Instructions to follow
Each line in the material below, starting at the one with "Extract the structured" and ending at the one with "What data populates", is to be reproduced exactly; no picture is to be copied.

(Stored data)
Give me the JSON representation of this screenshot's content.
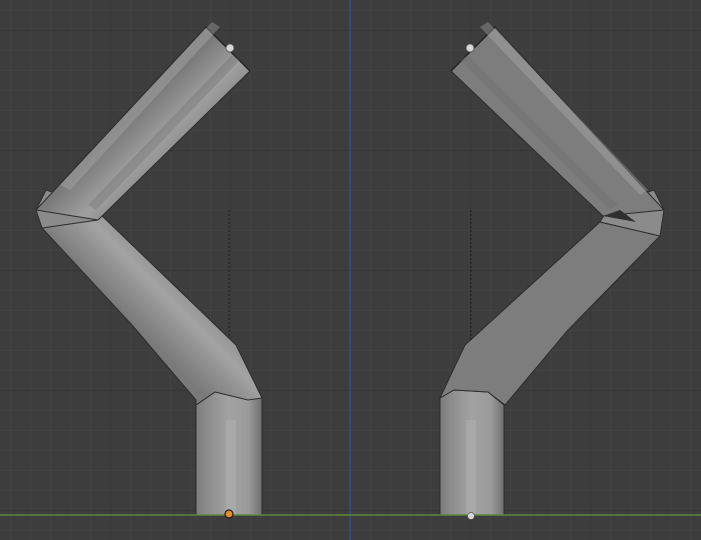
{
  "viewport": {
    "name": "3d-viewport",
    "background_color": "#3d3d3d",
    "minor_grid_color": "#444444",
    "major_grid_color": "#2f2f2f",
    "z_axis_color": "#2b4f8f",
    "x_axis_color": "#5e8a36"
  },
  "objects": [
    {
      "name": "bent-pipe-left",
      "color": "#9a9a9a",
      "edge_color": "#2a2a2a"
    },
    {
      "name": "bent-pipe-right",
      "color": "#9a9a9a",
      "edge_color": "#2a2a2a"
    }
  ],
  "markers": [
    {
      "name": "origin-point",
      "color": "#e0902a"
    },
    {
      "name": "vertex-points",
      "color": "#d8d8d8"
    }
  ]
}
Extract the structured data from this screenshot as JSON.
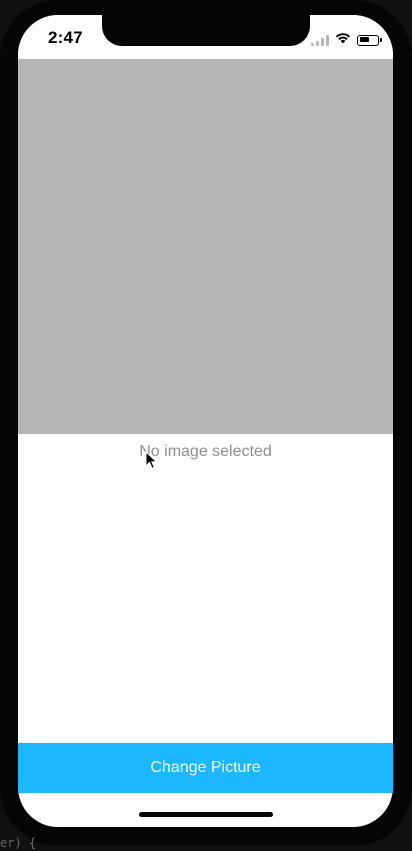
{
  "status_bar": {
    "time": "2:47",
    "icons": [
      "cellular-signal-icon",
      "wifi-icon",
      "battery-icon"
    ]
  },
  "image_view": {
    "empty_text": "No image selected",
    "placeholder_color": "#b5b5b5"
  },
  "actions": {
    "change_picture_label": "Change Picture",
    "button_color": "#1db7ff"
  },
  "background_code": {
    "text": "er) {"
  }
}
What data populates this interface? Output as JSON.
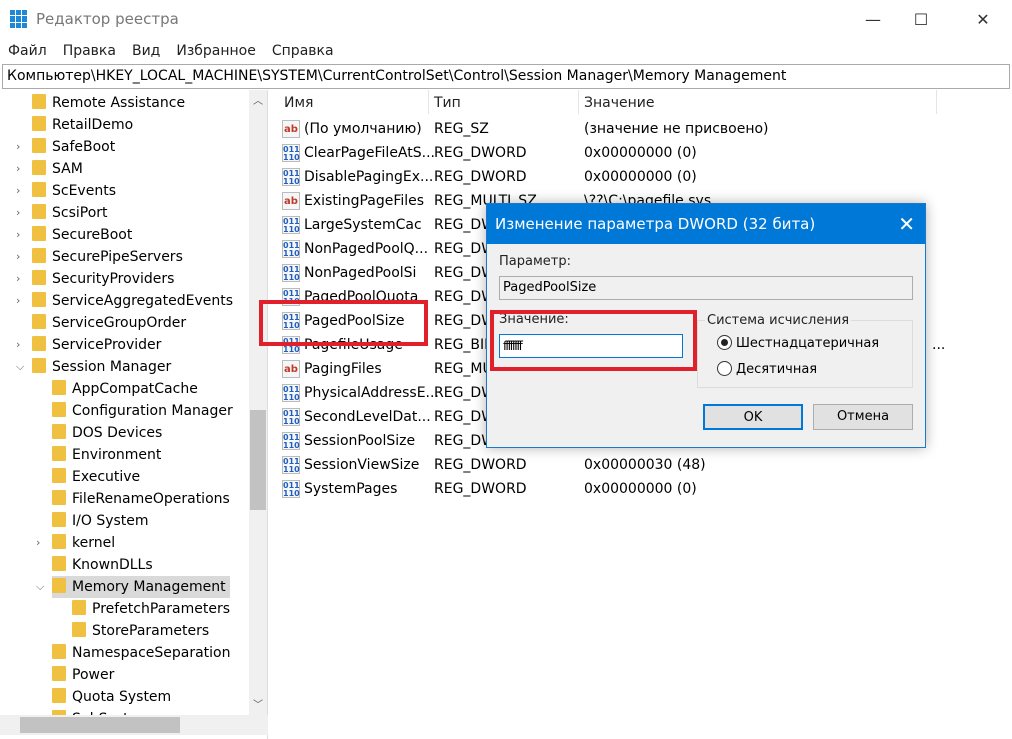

==

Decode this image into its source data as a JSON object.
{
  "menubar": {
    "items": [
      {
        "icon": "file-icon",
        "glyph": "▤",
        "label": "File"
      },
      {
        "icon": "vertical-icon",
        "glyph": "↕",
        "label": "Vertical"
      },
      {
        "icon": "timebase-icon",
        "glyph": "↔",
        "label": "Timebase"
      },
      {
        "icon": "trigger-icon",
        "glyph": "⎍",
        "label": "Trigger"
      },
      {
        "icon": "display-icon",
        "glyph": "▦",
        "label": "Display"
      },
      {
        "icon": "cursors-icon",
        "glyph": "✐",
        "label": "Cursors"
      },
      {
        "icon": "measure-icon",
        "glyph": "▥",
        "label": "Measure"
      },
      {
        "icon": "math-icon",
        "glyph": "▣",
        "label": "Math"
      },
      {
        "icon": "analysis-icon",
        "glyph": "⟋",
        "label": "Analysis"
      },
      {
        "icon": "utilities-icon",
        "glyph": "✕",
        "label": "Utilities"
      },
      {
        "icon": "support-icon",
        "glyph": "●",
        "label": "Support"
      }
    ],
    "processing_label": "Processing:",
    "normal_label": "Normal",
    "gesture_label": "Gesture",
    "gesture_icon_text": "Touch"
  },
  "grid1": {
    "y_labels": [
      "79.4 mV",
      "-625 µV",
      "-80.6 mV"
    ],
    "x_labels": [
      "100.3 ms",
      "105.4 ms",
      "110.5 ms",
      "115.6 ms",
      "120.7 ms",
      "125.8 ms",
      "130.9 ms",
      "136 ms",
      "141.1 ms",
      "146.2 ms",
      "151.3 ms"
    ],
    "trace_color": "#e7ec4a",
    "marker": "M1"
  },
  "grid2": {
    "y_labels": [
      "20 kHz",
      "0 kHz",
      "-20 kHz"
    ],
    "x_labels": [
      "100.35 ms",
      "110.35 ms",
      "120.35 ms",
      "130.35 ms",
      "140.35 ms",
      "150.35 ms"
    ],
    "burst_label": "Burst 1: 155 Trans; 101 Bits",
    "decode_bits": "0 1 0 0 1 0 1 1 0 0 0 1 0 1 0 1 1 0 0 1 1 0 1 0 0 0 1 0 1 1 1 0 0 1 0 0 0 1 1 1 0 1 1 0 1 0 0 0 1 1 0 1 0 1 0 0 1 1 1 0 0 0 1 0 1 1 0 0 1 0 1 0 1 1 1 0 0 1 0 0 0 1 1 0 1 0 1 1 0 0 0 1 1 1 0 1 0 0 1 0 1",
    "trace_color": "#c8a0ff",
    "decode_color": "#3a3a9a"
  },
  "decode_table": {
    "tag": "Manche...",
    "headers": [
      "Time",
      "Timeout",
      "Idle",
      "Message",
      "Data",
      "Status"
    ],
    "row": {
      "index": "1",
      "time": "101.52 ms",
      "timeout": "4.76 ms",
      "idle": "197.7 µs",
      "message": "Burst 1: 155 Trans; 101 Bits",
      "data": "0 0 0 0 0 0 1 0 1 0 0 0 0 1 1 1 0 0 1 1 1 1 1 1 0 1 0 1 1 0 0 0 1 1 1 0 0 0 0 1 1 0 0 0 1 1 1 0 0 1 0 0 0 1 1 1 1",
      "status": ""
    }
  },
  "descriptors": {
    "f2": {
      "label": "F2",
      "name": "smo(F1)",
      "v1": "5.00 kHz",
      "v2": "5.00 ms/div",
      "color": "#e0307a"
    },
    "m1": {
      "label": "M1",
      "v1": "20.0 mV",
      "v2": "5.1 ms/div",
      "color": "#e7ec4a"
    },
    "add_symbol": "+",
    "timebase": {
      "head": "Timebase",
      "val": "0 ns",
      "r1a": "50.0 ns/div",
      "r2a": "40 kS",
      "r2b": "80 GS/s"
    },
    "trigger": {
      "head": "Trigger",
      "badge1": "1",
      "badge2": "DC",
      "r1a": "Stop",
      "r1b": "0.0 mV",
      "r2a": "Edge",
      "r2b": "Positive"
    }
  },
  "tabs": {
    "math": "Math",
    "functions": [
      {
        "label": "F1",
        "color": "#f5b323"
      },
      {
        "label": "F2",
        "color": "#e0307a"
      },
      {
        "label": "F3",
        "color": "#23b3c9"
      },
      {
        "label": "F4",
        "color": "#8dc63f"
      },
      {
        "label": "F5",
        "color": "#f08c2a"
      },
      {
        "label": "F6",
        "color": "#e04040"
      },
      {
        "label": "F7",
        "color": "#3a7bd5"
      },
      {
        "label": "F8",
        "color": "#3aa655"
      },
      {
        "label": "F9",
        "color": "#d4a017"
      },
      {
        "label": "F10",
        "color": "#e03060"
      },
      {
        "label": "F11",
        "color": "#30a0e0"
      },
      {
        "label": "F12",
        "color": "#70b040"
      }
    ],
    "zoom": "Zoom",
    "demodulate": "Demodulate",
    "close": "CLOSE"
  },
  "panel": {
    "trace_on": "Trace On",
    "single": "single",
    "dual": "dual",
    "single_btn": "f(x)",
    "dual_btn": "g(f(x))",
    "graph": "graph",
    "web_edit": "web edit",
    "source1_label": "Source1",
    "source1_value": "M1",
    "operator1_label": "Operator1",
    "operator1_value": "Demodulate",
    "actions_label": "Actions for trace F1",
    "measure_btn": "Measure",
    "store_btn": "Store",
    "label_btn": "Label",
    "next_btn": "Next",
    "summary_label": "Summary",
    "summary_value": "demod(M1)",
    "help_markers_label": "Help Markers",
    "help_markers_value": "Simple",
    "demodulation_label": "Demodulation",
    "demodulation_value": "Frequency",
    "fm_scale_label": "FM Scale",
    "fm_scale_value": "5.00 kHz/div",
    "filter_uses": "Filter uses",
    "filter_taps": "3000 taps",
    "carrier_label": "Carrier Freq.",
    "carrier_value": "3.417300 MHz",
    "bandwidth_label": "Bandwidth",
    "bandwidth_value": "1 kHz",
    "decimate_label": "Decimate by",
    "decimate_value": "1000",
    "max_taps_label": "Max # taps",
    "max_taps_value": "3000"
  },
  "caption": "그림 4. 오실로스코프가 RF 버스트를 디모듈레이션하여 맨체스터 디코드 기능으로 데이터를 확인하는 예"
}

In response
Extract the structured data from this screenshot as JSON.
{
  "status_bar": {
    "time": "2:47",
    "icons": [
      "cellular-signal-icon",
      "wifi-icon",
      "battery-icon"
    ]
  },
  "image_view": {
    "empty_text": "No image selected",
    "placeholder_color": "#b5b5b5"
  },
  "actions": {
    "change_picture_label": "Change Picture",
    "button_color": "#1db7ff"
  },
  "background_code": {
    "text": "er) {"
  }
}
What data populates this interface? Output as JSON.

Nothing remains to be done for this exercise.